Problem >> Filter the records for lines holding the string "this".
++++ Working data
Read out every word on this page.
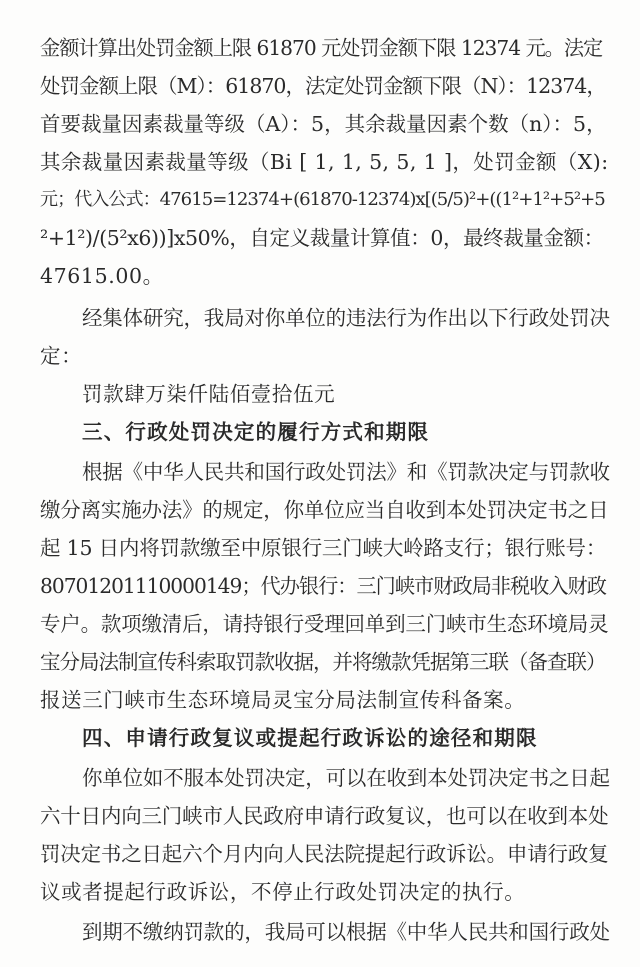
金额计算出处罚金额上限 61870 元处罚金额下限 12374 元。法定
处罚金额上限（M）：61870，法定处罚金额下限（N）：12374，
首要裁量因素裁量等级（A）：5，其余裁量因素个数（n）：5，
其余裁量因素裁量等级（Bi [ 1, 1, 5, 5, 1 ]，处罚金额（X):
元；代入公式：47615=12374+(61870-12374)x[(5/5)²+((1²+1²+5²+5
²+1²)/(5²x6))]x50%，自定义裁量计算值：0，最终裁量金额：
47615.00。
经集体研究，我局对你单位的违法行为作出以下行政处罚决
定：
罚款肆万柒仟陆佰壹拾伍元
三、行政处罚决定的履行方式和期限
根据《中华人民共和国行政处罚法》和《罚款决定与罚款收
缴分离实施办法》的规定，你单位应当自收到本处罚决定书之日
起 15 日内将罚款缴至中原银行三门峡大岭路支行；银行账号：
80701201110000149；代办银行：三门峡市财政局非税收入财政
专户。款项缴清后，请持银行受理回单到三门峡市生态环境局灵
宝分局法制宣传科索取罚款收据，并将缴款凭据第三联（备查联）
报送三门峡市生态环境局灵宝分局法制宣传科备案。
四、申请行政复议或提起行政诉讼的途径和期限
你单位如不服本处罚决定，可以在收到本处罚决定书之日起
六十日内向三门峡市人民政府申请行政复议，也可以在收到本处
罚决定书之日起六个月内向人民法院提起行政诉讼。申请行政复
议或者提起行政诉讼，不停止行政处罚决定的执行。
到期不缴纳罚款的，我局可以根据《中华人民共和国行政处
++++++++
++++ Working data
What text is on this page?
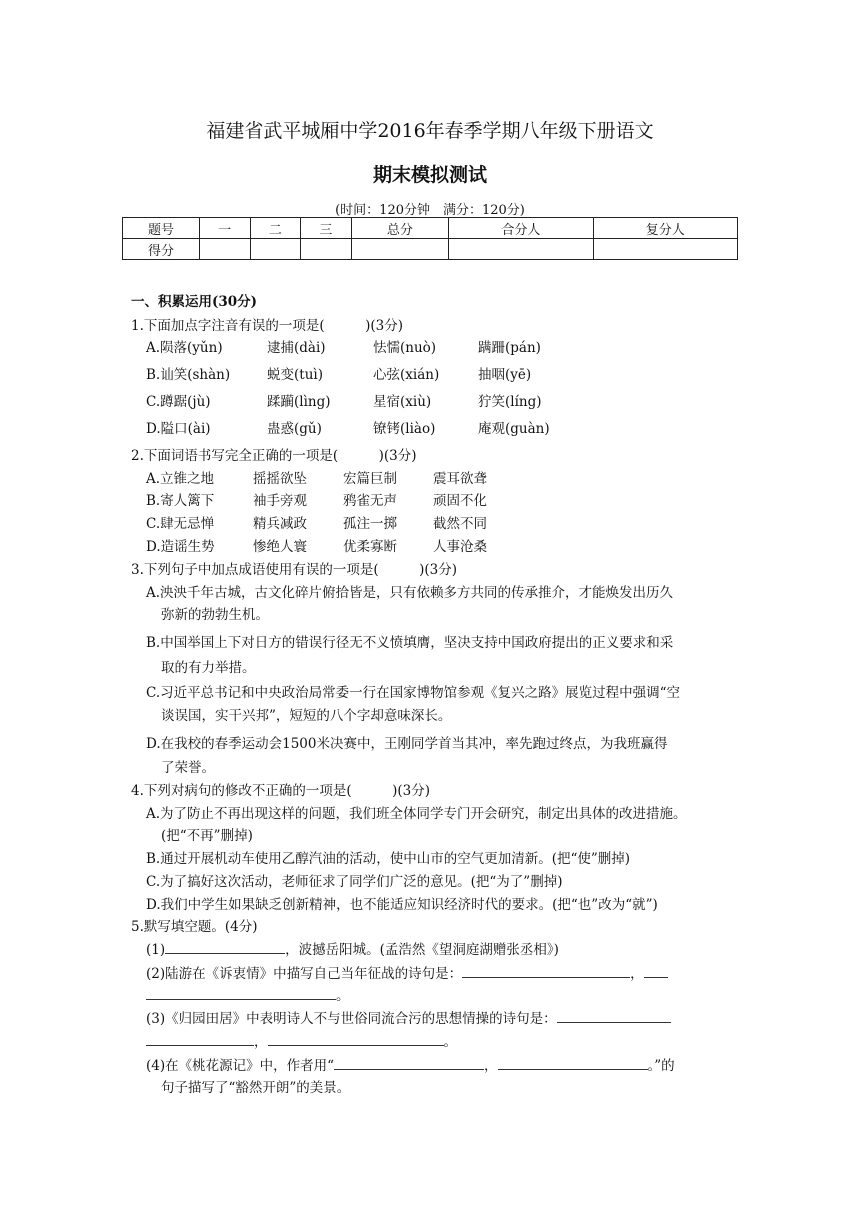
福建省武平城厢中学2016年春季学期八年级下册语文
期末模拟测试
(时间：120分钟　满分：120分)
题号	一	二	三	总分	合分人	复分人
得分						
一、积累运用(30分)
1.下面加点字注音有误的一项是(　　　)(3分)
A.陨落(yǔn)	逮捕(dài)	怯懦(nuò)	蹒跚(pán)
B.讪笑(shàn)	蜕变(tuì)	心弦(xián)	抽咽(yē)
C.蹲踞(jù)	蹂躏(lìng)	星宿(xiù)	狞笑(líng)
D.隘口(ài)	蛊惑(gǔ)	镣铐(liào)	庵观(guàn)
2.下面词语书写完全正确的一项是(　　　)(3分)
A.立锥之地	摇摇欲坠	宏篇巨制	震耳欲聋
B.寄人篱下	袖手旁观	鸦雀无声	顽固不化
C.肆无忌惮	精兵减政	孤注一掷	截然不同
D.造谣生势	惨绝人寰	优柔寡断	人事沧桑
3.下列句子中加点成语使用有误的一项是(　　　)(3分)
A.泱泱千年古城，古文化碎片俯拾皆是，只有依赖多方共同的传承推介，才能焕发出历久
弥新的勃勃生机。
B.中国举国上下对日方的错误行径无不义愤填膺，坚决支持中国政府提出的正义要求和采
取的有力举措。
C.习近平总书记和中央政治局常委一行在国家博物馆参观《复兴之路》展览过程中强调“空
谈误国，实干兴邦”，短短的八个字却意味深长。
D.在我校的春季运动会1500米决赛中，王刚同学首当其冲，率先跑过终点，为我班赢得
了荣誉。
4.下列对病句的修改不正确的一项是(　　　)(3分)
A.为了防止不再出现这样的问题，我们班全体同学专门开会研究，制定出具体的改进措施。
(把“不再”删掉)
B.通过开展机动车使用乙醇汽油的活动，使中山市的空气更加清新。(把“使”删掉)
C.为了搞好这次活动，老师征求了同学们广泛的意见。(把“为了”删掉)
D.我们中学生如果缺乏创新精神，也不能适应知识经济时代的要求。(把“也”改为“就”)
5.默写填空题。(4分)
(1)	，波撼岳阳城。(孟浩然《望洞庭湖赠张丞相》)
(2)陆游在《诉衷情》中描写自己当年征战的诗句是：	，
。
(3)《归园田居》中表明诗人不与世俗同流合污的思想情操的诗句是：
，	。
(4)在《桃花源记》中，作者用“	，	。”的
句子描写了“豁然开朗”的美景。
++++++++
++++ Working data
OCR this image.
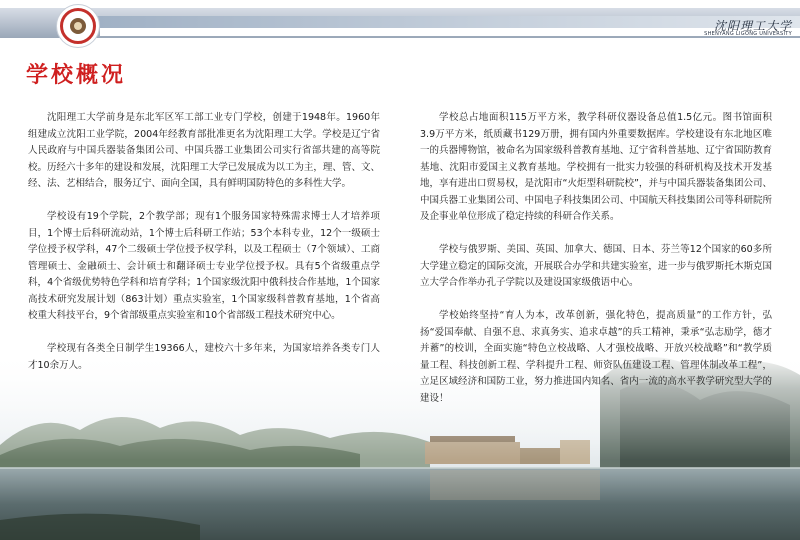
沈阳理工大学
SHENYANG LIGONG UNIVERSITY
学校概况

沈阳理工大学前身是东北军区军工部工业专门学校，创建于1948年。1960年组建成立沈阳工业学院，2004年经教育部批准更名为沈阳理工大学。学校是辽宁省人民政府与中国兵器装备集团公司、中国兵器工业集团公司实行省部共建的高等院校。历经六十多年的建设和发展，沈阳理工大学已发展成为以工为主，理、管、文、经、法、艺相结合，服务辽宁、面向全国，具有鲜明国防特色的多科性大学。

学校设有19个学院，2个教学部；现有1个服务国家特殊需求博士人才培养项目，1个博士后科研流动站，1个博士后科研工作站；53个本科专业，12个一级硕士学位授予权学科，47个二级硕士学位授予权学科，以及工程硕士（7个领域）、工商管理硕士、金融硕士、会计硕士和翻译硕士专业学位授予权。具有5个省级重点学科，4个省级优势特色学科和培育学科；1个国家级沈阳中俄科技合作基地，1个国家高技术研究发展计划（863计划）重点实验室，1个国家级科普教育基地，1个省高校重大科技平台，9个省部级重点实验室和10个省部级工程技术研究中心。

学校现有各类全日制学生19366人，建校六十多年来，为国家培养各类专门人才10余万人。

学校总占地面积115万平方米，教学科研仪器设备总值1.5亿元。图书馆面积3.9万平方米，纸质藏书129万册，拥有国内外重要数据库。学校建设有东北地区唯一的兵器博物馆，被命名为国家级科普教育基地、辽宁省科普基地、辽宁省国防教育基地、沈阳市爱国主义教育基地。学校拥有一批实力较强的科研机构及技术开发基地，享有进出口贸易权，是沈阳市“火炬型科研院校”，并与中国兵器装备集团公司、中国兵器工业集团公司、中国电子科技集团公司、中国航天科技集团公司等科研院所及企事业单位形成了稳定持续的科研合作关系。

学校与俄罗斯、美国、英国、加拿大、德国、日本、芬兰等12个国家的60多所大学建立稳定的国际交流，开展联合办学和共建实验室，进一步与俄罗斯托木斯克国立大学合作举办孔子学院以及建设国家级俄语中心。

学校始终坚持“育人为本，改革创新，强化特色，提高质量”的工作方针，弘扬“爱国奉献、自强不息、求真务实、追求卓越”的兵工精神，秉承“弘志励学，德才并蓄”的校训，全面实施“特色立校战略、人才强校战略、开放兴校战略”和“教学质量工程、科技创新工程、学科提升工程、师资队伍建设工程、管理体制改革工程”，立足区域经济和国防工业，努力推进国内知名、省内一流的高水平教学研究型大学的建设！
++++++++
Correct response >>
Read out every word on this page.
What text is on this page?
OCR this image.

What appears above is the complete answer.